__Stated problem__
Filter the records below for the word "Climate". Copy each line that holds it.

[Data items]
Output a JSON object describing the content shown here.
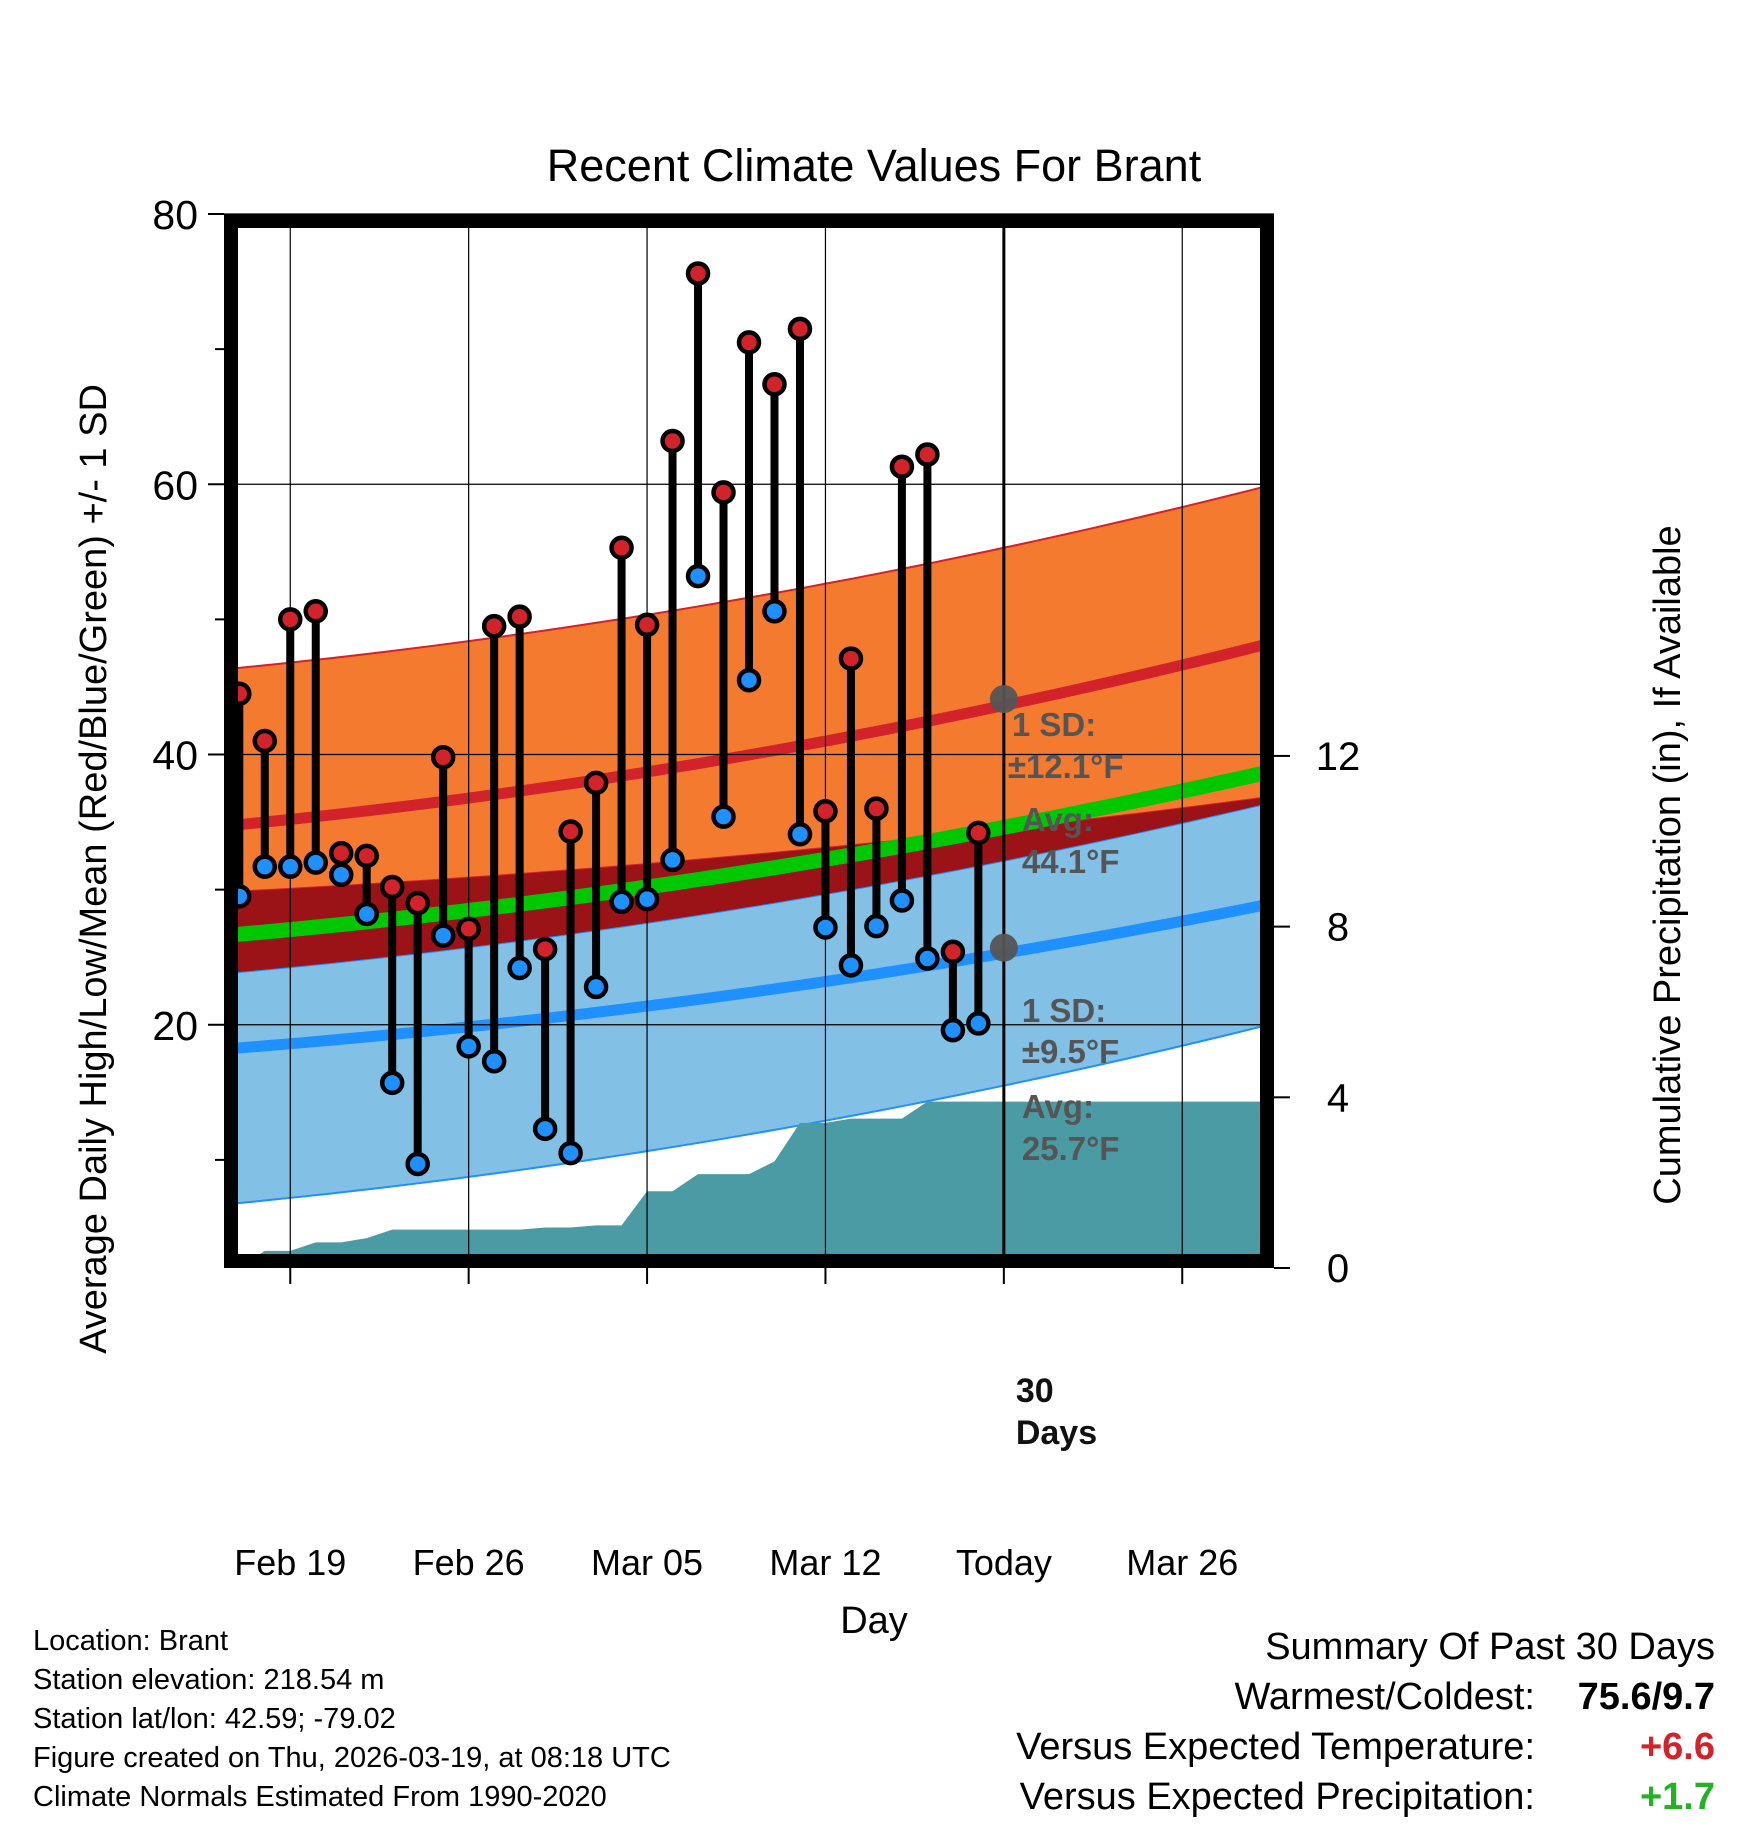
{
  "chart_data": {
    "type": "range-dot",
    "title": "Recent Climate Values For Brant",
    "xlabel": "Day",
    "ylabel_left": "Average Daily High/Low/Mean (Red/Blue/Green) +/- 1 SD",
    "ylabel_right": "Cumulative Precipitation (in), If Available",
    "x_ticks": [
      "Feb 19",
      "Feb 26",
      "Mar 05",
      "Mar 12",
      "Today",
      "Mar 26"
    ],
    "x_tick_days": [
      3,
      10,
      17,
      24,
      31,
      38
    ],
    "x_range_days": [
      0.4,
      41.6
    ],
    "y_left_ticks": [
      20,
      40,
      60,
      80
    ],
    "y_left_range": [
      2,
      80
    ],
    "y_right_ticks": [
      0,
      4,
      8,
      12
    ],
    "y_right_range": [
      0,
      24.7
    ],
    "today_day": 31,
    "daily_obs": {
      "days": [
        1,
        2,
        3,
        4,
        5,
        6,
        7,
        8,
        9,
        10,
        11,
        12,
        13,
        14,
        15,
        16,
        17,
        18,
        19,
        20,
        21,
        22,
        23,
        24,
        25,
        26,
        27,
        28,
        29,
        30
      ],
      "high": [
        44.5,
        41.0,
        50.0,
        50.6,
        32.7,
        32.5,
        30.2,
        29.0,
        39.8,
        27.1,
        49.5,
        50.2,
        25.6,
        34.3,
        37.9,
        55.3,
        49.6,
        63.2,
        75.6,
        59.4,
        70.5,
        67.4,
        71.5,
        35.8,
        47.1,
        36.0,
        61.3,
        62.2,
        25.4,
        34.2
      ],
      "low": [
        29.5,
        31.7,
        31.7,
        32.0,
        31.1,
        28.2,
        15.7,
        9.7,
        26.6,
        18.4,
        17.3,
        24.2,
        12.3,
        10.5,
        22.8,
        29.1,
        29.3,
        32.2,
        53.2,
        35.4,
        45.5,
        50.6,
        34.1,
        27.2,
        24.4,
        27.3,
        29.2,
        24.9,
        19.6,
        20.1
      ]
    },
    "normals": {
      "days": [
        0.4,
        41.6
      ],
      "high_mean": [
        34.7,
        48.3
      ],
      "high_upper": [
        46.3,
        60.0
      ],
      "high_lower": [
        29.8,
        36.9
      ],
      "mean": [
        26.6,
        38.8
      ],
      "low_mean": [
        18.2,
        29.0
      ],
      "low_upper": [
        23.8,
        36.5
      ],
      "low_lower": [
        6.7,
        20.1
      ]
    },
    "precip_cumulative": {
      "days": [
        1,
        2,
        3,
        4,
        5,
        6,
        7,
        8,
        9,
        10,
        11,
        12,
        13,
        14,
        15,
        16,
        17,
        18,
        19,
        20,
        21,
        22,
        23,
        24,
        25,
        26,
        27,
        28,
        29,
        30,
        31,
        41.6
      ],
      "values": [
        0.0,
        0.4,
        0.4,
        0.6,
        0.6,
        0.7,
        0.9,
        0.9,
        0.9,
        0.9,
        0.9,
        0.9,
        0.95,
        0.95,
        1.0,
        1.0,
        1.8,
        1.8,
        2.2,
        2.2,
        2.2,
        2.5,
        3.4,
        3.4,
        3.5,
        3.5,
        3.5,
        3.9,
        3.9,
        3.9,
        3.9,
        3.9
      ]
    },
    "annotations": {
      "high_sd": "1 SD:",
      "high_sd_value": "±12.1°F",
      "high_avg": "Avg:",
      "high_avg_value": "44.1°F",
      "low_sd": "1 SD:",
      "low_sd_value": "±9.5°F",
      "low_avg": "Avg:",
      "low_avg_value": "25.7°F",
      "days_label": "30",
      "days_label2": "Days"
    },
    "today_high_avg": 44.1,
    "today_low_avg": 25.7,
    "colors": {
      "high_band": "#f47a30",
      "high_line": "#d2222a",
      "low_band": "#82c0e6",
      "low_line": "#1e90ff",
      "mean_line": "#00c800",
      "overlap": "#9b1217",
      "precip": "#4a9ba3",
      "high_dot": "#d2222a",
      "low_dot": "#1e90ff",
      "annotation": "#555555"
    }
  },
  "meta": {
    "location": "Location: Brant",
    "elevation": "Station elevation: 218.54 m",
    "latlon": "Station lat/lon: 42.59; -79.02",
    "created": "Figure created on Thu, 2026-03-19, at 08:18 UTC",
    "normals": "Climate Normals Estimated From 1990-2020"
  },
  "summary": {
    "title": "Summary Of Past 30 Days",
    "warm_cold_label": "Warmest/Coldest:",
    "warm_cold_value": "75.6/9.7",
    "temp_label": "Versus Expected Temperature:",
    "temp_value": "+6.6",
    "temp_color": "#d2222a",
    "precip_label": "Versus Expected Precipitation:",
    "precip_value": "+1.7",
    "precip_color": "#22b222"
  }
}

...

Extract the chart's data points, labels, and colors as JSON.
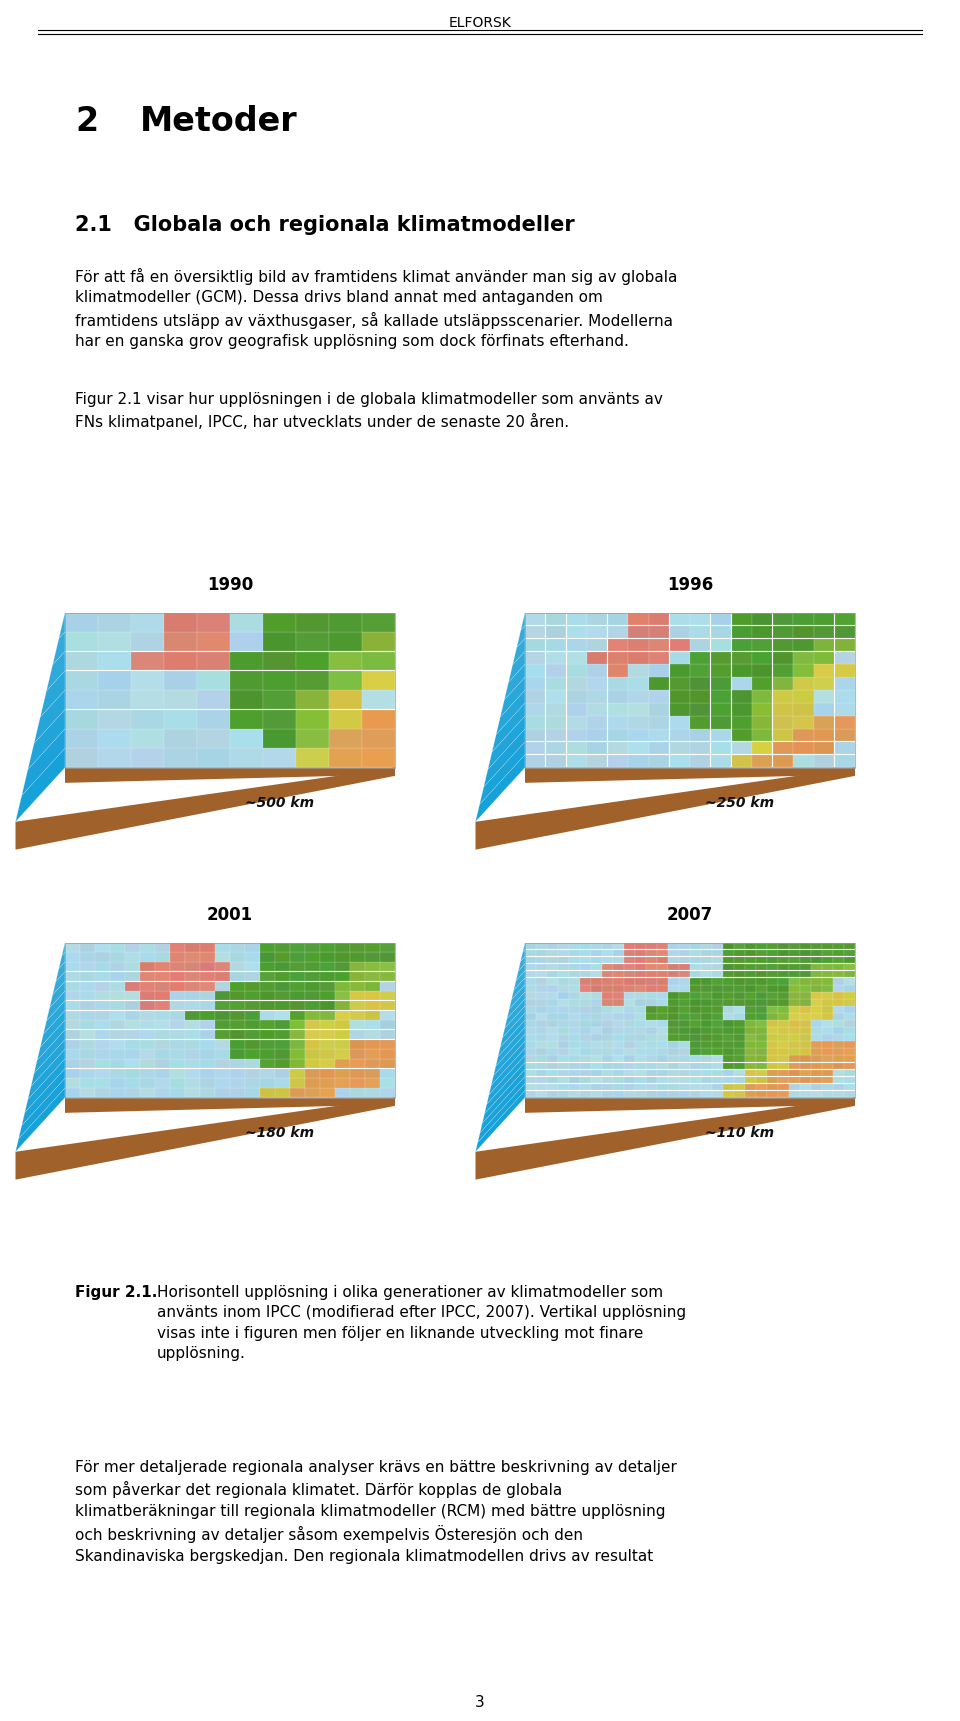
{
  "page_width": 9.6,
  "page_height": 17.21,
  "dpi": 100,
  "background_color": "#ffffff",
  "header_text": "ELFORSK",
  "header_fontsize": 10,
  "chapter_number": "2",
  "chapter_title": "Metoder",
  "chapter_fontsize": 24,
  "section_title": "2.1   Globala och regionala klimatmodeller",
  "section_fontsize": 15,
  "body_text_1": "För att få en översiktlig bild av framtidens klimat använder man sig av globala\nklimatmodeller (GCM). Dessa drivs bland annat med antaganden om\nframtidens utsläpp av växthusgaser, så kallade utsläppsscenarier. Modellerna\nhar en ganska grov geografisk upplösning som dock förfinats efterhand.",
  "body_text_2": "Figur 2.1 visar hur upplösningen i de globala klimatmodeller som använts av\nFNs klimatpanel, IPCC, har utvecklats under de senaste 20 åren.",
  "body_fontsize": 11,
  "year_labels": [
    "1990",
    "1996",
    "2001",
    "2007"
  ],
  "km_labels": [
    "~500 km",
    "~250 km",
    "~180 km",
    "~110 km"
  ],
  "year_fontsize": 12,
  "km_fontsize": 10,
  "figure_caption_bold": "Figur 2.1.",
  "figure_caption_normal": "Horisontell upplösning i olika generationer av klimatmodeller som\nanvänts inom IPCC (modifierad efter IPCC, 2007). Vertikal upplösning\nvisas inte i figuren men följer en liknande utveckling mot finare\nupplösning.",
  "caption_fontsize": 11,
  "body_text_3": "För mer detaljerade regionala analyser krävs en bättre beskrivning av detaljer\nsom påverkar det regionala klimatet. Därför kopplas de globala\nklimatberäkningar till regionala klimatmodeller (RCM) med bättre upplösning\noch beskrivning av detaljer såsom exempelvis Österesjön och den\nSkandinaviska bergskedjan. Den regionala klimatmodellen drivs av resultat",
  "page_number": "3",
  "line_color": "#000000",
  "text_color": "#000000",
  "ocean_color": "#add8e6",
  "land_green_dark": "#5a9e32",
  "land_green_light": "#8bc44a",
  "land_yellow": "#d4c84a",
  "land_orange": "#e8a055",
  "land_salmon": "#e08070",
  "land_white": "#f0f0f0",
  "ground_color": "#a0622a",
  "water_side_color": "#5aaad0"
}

__Written response__
    "title": "Recent Climate Values For Brant",
    "normals": "Climate Normals Estimated From 1990-2020"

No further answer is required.